# WHAT YOU HAVE TO DO
Across the listing below, count the lines that mention the string "Download". Reply with the figure only.
==================================================
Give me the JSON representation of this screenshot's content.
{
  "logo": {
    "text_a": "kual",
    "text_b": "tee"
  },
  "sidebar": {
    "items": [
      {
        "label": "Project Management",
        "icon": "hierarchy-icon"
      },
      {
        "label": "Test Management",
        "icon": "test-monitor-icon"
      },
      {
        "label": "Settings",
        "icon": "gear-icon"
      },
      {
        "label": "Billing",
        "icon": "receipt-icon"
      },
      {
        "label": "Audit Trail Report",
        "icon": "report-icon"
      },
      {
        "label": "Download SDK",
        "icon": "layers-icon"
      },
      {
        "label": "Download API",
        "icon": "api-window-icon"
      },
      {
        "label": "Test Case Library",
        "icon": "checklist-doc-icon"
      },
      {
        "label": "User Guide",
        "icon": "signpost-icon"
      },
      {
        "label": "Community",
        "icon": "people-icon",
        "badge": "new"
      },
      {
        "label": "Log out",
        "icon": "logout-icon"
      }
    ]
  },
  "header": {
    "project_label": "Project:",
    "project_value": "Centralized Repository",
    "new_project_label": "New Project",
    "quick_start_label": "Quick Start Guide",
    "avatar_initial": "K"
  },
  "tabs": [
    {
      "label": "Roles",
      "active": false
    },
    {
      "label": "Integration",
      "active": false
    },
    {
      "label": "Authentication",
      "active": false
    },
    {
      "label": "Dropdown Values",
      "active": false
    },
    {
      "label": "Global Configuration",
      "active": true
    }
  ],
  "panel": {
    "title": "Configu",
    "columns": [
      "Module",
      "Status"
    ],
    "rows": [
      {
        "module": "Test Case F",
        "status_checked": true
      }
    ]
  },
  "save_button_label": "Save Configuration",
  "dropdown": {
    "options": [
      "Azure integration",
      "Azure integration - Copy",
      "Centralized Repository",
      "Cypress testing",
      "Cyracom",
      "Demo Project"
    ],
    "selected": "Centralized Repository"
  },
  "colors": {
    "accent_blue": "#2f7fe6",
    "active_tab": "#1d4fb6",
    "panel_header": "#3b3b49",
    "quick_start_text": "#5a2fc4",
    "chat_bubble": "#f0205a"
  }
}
==================================================
# SOLUTION TO THE EXERCISE
2